* **TASK INSTRUCTIONS**
Write out each line beneath this one exactly as it reads.

* **INPUT MATERIAL**
[START]
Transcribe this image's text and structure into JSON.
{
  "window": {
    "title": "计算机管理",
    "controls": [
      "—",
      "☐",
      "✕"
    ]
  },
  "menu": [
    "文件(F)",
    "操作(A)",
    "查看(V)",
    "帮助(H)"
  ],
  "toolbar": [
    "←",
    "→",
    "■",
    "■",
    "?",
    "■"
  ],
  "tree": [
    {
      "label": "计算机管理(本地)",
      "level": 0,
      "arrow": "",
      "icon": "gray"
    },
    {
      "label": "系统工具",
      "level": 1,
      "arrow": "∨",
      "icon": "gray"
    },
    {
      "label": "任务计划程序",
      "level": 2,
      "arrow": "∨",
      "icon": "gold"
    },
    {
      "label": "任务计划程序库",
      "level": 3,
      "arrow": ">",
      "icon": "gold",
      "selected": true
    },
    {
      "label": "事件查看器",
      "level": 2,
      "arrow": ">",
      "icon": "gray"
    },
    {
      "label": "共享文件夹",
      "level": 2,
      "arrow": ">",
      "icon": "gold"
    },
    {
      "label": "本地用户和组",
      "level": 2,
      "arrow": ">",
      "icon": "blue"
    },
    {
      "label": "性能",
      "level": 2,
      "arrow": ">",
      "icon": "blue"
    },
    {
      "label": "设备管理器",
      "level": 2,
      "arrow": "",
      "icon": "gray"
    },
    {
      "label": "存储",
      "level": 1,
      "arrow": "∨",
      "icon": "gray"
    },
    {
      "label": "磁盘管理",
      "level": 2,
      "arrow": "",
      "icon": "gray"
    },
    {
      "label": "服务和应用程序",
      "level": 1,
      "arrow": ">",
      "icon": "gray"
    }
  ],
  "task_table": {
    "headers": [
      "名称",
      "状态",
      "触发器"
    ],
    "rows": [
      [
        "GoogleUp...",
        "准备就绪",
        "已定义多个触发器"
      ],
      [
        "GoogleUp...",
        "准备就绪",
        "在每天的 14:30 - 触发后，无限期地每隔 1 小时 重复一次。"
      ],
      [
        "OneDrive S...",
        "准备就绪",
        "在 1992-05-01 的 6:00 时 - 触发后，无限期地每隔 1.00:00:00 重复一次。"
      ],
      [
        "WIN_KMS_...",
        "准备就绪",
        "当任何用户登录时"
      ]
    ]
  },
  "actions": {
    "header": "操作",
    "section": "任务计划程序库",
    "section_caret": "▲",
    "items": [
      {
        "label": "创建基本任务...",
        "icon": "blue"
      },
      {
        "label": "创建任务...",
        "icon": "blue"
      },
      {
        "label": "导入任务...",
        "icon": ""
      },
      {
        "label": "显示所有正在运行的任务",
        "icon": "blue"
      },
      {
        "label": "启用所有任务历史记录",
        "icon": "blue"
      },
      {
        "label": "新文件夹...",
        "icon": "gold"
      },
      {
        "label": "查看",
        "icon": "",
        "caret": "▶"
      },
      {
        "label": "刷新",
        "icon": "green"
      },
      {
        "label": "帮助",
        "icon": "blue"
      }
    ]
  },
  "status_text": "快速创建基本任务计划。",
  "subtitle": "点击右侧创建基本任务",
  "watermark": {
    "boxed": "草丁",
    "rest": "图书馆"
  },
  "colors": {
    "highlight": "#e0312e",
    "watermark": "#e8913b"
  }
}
[END]
* **FINISHED ANSWER**
Transcribe this image's text and structure into JSON.
{
  "window": {
    "title": "计算机管理",
    "controls": [
      "—",
      "☐",
      "✕"
    ]
  },
  "menu": [
    "文件(F)",
    "操作(A)",
    "查看(V)",
    "帮助(H)"
  ],
  "toolbar": [
    "←",
    "→",
    "■",
    "■",
    "?",
    "■"
  ],
  "tree": [
    {
      "label": "计算机管理(本地)",
      "level": 0,
      "arrow": "",
      "icon": "gray"
    },
    {
      "label": "系统工具",
      "level": 1,
      "arrow": "∨",
      "icon": "gray"
    },
    {
      "label": "任务计划程序",
      "level": 2,
      "arrow": "∨",
      "icon": "gold"
    },
    {
      "label": "任务计划程序库",
      "level": 3,
      "arrow": ">",
      "icon": "gold",
      "selected": true
    },
    {
      "label": "事件查看器",
      "level": 2,
      "arrow": ">",
      "icon": "gray"
    },
    {
      "label": "共享文件夹",
      "level": 2,
      "arrow": ">",
      "icon": "gold"
    },
    {
      "label": "本地用户和组",
      "level": 2,
      "arrow": ">",
      "icon": "blue"
    },
    {
      "label": "性能",
      "level": 2,
      "arrow": ">",
      "icon": "blue"
    },
    {
      "label": "设备管理器",
      "level": 2,
      "arrow": "",
      "icon": "gray"
    },
    {
      "label": "存储",
      "level": 1,
      "arrow": "∨",
      "icon": "gray"
    },
    {
      "label": "磁盘管理",
      "level": 2,
      "arrow": "",
      "icon": "gray"
    },
    {
      "label": "服务和应用程序",
      "level": 1,
      "arrow": ">",
      "icon": "gray"
    }
  ],
  "task_table": {
    "headers": [
      "名称",
      "状态",
      "触发器"
    ],
    "rows": [
      [
        "GoogleUp...",
        "准备就绪",
        "已定义多个触发器"
      ],
      [
        "GoogleUp...",
        "准备就绪",
        "在每天的 14:30 - 触发后，无限期地每隔 1 小时 重复一次。"
      ],
      [
        "OneDrive S...",
        "准备就绪",
        "在 1992-05-01 的 6:00 时 - 触发后，无限期地每隔 1.00:00:00 重复一次。"
      ],
      [
        "WIN_KMS_...",
        "准备就绪",
        "当任何用户登录时"
      ]
    ]
  },
  "actions": {
    "header": "操作",
    "section": "任务计划程序库",
    "section_caret": "▲",
    "items": [
      {
        "label": "创建基本任务...",
        "icon": "blue"
      },
      {
        "label": "创建任务...",
        "icon": "blue"
      },
      {
        "label": "导入任务...",
        "icon": ""
      },
      {
        "label": "显示所有正在运行的任务",
        "icon": "blue"
      },
      {
        "label": "启用所有任务历史记录",
        "icon": "blue"
      },
      {
        "label": "新文件夹...",
        "icon": "gold"
      },
      {
        "label": "查看",
        "icon": "",
        "caret": "▶"
      },
      {
        "label": "刷新",
        "icon": "green"
      },
      {
        "label": "帮助",
        "icon": "blue"
      }
    ]
  },
  "status_text": "快速创建基本任务计划。",
  "subtitle": "点击右侧创建基本任务",
  "watermark": {
    "boxed": "草丁",
    "rest": "图书馆"
  },
  "colors": {
    "highlight": "#e0312e",
    "watermark": "#e8913b"
  }
}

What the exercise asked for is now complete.